-- begin Data extract --
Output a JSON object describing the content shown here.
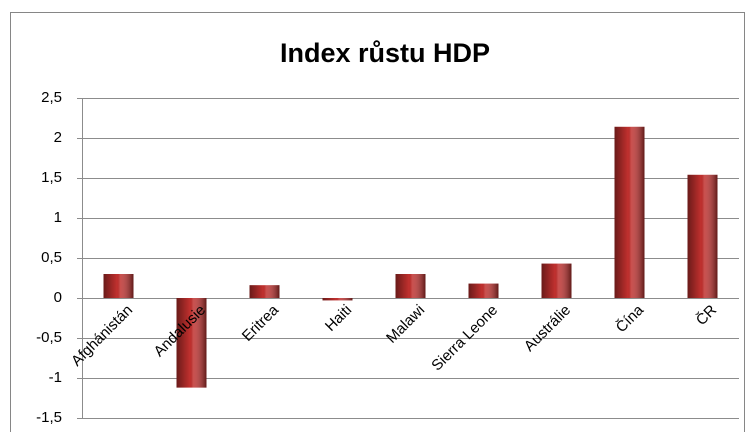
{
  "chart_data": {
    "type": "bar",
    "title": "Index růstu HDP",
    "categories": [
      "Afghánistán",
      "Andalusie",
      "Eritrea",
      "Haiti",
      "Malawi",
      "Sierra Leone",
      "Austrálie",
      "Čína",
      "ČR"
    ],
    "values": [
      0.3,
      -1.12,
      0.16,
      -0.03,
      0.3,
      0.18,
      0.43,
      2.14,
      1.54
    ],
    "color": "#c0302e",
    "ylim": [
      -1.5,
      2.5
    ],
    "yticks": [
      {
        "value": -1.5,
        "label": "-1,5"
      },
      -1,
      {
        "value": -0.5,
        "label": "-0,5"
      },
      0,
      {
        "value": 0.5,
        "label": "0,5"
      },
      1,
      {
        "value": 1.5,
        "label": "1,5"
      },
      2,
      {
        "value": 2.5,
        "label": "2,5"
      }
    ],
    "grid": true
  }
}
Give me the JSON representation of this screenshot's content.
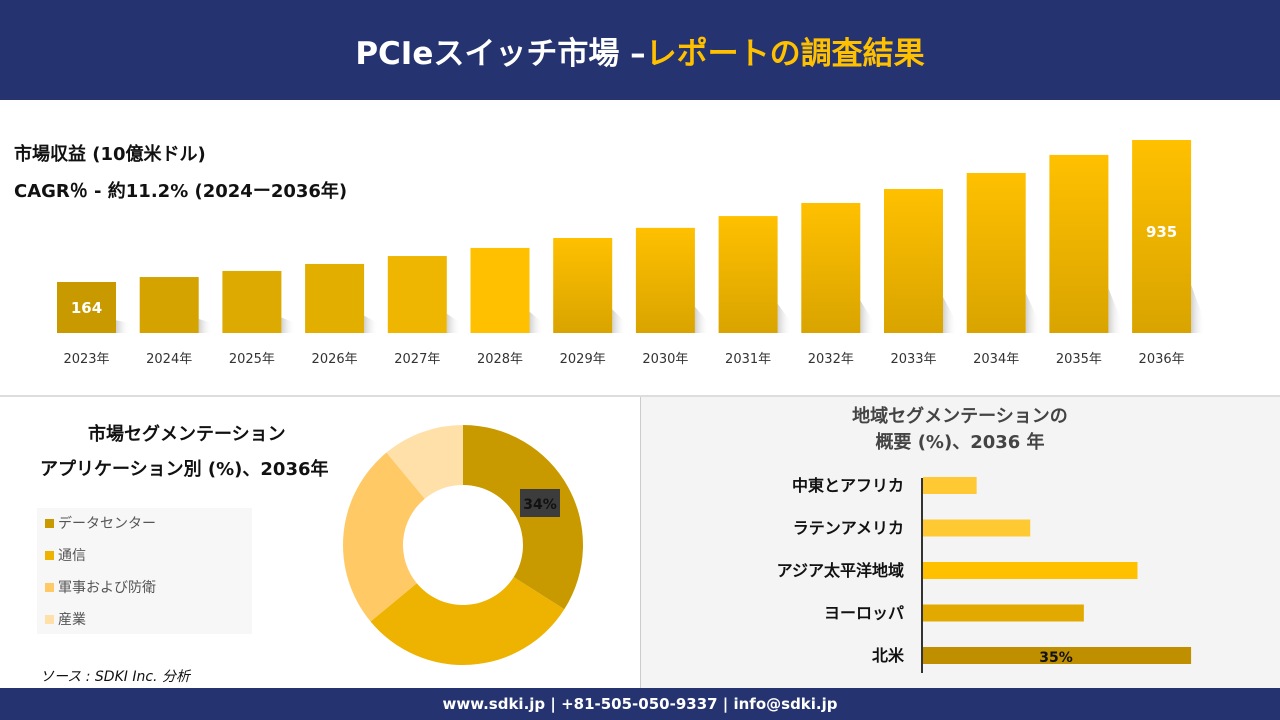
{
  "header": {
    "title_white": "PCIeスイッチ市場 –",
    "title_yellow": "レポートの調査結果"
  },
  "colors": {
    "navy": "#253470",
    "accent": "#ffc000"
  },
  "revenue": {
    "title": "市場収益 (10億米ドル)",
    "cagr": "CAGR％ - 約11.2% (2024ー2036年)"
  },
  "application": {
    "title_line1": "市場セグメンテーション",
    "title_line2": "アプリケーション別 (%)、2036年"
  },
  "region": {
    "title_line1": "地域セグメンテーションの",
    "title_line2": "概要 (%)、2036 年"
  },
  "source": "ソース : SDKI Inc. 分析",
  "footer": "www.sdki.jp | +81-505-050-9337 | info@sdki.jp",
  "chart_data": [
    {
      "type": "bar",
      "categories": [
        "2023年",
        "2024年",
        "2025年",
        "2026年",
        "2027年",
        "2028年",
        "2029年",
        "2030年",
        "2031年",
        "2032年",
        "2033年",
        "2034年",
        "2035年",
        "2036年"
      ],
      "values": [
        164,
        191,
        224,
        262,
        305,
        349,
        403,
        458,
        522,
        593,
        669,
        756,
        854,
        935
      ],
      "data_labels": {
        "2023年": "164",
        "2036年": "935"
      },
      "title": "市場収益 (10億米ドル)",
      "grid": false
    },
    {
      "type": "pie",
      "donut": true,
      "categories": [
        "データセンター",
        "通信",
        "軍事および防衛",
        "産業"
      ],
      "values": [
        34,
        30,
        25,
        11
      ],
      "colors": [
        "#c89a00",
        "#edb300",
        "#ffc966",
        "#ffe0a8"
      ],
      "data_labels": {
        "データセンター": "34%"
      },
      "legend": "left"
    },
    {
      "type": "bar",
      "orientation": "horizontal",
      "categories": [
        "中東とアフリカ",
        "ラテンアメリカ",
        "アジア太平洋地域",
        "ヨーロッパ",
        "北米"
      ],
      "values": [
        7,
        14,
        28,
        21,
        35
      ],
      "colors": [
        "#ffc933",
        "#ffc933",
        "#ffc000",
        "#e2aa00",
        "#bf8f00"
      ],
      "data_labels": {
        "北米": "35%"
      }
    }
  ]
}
-- end Data extract --
Exercise description: Copy out all lines from the material above that contain the string "市場収益".

Exercise output:
    "title": "市場収益 (10億米ドル)",
      "title": "市場収益 (10億米ドル)",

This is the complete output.